_RECORDS SUPPLIED_
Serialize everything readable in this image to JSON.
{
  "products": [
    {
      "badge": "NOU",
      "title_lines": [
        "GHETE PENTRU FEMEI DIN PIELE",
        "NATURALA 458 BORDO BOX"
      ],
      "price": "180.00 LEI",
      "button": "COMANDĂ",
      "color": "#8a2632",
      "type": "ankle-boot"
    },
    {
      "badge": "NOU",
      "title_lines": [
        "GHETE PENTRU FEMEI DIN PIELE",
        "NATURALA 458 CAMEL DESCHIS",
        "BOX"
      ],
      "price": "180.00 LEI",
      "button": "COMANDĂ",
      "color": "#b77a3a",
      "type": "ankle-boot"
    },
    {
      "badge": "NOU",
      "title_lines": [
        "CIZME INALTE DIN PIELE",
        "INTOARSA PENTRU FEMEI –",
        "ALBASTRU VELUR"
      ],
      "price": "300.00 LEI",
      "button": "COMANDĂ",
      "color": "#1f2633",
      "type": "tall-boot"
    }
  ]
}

_EXERCISE INSTRUCTIONS_
Type out the full listing again, exactly as given.

_OUTPUT OF THE TASK_
Serialize everything readable in this image to JSON.
{
  "products": [
    {
      "badge": "NOU",
      "title_lines": [
        "GHETE PENTRU FEMEI DIN PIELE",
        "NATURALA 458 BORDO BOX"
      ],
      "price": "180.00 LEI",
      "button": "COMANDĂ",
      "color": "#8a2632",
      "type": "ankle-boot"
    },
    {
      "badge": "NOU",
      "title_lines": [
        "GHETE PENTRU FEMEI DIN PIELE",
        "NATURALA 458 CAMEL DESCHIS",
        "BOX"
      ],
      "price": "180.00 LEI",
      "button": "COMANDĂ",
      "color": "#b77a3a",
      "type": "ankle-boot"
    },
    {
      "badge": "NOU",
      "title_lines": [
        "CIZME INALTE DIN PIELE",
        "INTOARSA PENTRU FEMEI –",
        "ALBASTRU VELUR"
      ],
      "price": "300.00 LEI",
      "button": "COMANDĂ",
      "color": "#1f2633",
      "type": "tall-boot"
    }
  ]
}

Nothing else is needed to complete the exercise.